Find each line containing the string "JSON" and return it.

Dataset records
◆ ◆ ◆ ◆

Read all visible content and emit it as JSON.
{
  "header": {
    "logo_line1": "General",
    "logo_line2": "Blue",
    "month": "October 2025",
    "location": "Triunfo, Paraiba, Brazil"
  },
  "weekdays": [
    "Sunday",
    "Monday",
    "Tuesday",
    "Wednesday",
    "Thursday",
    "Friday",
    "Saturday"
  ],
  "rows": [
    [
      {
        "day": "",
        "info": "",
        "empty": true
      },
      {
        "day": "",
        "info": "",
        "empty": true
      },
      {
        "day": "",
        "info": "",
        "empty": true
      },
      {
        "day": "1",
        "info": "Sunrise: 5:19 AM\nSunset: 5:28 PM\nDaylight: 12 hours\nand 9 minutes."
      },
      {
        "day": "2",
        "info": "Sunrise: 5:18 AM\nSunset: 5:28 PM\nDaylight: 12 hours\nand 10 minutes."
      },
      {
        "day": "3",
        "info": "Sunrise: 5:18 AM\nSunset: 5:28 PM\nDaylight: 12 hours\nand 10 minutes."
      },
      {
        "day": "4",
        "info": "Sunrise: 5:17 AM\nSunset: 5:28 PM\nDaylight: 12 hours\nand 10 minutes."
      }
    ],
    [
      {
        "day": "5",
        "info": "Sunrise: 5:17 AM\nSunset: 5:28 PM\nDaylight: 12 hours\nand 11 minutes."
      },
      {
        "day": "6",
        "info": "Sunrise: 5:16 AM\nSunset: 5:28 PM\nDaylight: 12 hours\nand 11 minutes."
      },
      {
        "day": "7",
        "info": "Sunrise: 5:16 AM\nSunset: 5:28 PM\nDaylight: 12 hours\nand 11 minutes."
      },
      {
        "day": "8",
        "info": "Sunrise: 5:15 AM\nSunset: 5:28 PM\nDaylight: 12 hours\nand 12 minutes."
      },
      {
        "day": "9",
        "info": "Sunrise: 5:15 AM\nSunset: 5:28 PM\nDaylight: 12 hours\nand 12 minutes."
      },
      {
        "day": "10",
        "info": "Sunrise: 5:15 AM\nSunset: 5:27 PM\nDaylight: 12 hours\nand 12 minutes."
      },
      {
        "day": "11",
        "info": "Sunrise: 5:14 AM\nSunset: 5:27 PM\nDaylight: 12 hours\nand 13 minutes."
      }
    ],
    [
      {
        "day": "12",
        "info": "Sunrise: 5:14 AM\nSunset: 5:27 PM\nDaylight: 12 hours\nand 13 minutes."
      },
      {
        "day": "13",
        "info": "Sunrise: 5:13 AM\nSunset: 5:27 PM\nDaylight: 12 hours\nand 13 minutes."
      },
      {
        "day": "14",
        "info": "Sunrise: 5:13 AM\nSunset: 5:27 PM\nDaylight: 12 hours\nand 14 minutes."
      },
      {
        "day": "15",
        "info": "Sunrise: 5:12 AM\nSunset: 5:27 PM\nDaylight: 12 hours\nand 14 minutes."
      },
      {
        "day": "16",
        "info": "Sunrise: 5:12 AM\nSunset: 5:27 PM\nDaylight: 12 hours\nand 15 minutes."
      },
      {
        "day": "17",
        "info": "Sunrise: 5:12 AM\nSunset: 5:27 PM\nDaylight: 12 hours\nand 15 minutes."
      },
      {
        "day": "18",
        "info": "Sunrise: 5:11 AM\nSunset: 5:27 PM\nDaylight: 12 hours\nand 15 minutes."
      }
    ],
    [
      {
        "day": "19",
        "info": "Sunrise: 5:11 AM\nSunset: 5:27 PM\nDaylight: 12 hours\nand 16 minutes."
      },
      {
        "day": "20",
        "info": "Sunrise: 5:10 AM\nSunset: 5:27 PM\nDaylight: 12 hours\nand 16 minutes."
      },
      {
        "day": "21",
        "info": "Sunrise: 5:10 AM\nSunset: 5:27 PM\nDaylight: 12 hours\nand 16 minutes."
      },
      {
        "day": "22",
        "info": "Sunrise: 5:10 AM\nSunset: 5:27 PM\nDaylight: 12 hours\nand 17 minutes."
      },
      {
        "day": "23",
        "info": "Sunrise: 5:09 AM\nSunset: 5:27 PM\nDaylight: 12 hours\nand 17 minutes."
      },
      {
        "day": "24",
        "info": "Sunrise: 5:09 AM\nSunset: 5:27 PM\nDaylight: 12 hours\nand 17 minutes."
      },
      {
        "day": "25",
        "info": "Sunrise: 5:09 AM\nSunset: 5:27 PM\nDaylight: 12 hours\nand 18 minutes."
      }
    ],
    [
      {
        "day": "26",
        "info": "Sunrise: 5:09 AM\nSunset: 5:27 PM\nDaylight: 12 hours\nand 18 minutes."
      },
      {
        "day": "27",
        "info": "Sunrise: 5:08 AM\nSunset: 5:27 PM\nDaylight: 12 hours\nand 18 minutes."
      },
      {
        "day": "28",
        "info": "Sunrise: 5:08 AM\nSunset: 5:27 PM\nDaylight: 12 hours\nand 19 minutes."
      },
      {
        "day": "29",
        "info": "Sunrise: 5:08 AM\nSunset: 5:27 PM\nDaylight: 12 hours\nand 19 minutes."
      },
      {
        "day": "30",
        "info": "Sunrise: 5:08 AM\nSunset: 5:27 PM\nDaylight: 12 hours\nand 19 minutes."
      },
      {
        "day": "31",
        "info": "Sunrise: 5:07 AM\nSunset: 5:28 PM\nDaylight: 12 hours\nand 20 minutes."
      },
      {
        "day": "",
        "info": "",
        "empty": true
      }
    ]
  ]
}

◆ ◆ ◆ ◆

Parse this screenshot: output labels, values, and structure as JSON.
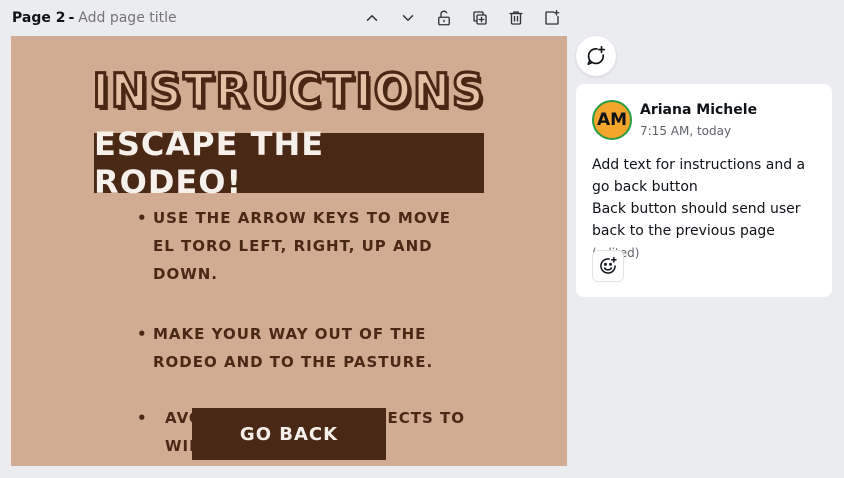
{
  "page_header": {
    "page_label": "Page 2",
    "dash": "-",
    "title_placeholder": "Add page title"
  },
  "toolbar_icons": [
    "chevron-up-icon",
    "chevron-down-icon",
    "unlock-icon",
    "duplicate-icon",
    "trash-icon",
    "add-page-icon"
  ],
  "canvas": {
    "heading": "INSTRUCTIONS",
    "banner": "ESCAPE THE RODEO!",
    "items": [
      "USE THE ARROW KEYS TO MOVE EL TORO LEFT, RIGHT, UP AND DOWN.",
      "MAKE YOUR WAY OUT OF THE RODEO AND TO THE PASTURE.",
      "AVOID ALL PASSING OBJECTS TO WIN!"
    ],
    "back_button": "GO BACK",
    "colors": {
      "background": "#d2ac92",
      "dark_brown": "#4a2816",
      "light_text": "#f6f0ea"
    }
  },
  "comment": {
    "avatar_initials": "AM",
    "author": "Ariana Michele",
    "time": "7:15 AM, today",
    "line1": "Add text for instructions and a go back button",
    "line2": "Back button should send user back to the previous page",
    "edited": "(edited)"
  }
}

◆ ◆ ◆ ◆

* _Full answer_
Read all visible content and emit it as JSON.
Parse this screenshot: output labels, values, and structure as JSON.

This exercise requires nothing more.